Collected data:
##############################

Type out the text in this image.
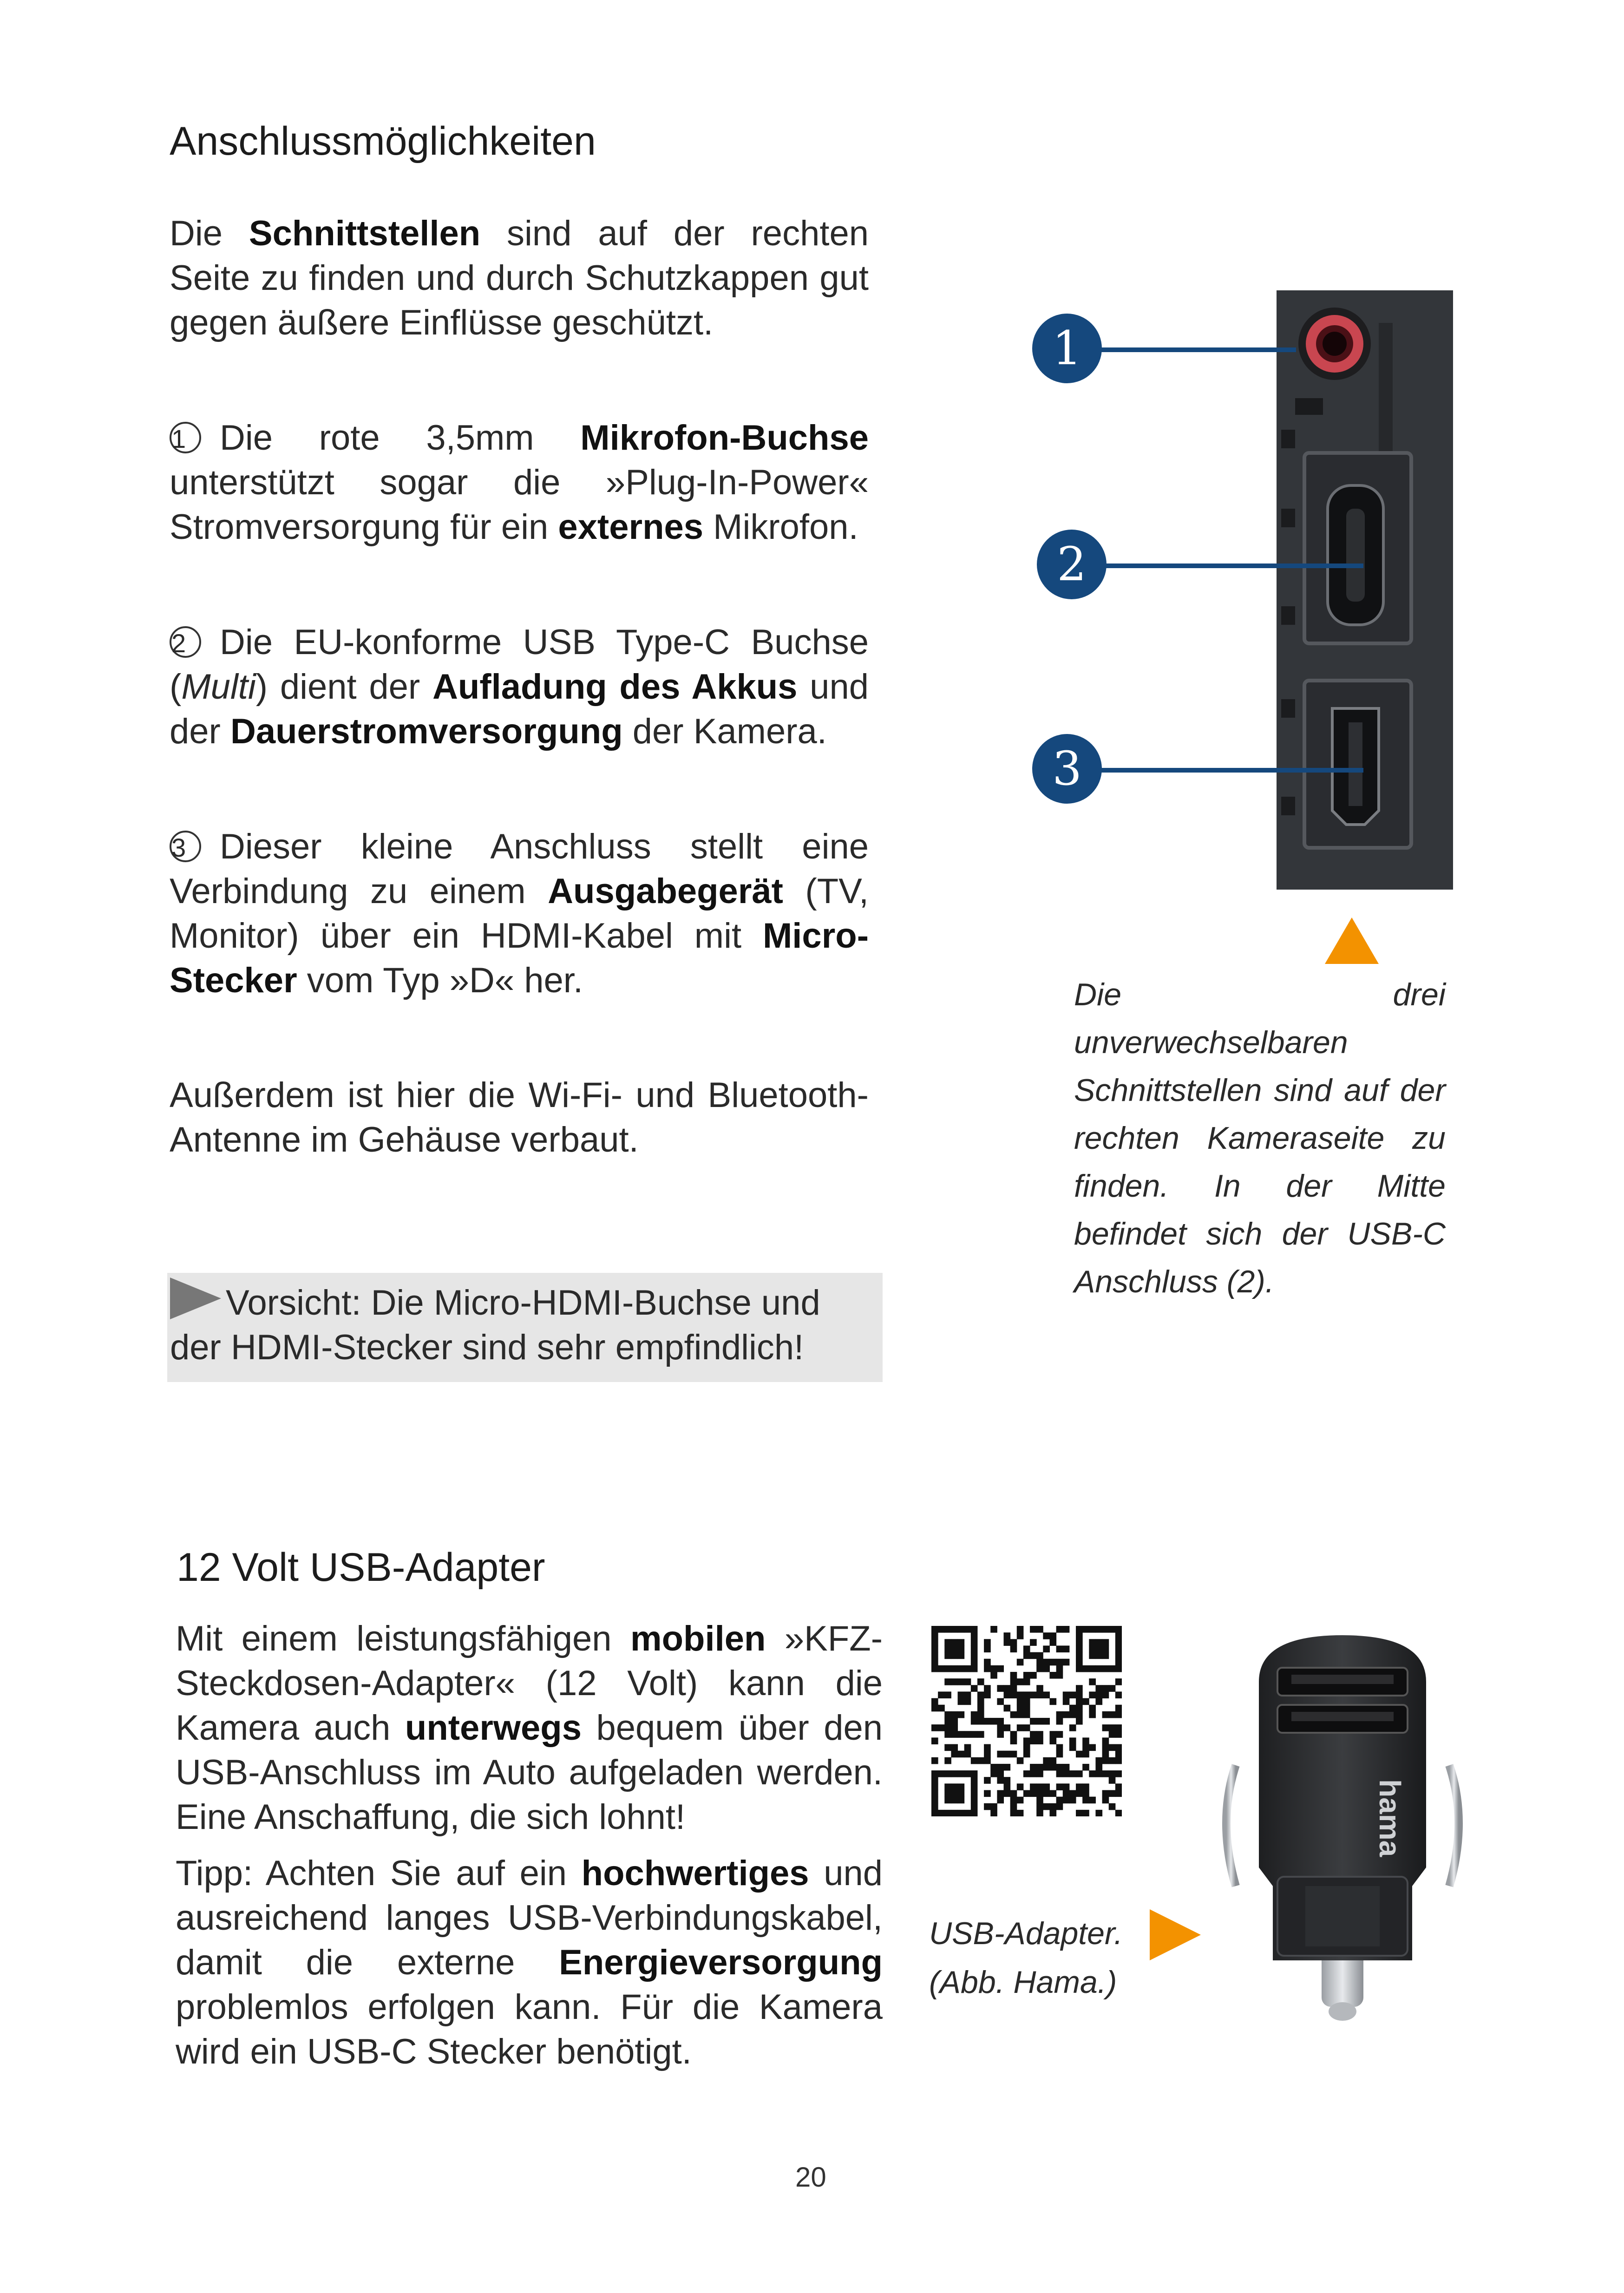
Anschlussmöglichkeiten
Die Schnittstellen sind auf der rechten Seite zu finden und durch Schutzkappen gut gegen äußere Einflüsse geschützt.
1 Die rote 3,5mm Mikrofon-Buchse unterstützt sogar die »Plug-In-Power« Stromversorgung für ein externes Mikrofon.
2 Die EU-konforme USB Type-C Buchse (Multi) dient der Aufladung des Akkus und der Dauerstromversorgung der Kamera.
3 Dieser kleine Anschluss stellt eine Verbindung zu einem Ausgabegerät (TV, Monitor) über ein HDMI-Kabel mit Micro-Stecker vom Typ »D« her.
Außerdem ist hier die Wi-Fi- und Bluetooth-Antenne im Gehäuse verbaut.
Vorsicht: Die Micro-HDMI-Buchse und der HDMI-Stecker sind sehr empfindlich!
1
2
3
Die drei unverwechselbaren Schnittstellen sind auf der rechten Kameraseite zu finden. In der Mitte befindet sich der USB-C Anschluss (2).
12 Volt USB-Adapter
Mit einem leistungsfähigen mobilen »KFZ-Steckdosen-Adapter« (12 Volt) kann die Kamera auch unterwegs bequem über den USB-Anschluss im Auto aufgeladen werden. Eine Anschaffung, die sich lohnt!
Tipp: Achten Sie auf ein hochwertiges und ausreichend langes USB-Verbindungskabel, damit die externe Energieversorgung problemlos erfolgen kann. Für die Kamera wird ein USB-C Stecker benötigt.
USB-Adapter.
(Abb. Hama.)
hama
20
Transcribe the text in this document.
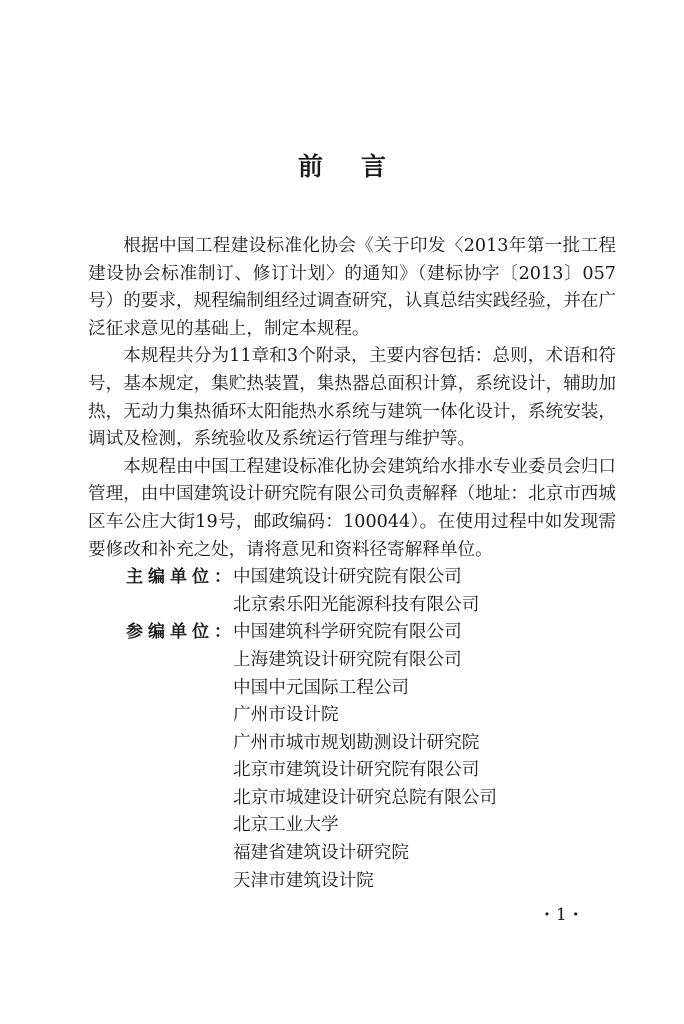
前言

根据中国工程建设标准化协会《关于印发〈2013年第一批工程建设协会标准制订、修订计划〉的通知》（建标协字〔2013〕057号）的要求，规程编制组经过调查研究，认真总结实践经验，并在广泛征求意见的基础上，制定本规程。

本规程共分为11章和3个附录，主要内容包括：总则，术语和符号，基本规定，集贮热装置，集热器总面积计算，系统设计，辅助加热，无动力集热循环太阳能热水系统与建筑一体化设计，系统安装，调试及检测，系统验收及系统运行管理与维护等。

本规程由中国工程建设标准化协会建筑给水排水专业委员会归口管理，由中国建筑设计研究院有限公司负责解释（地址：北京市西城区车公庄大街19号，邮政编码：100044）。在使用过程中如发现需要修改和补充之处，请将意见和资料径寄解释单位。

主编单位：
中国建筑设计研究院有限公司
北京索乐阳光能源科技有限公司
参编单位：
中国建筑科学研究院有限公司
上海建筑设计研究院有限公司
中国中元国际工程公司
广州市设计院
广州市城市规划勘测设计研究院
北京市建筑设计研究院有限公司
北京市城建设计研究总院有限公司
北京工业大学
福建省建筑设计研究院
天津市建筑设计院
· 1 ·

##############################

- THE TASK
Each line holding the word "Volt" counts once; report the total and nothing else.

- RESULT BELOW
2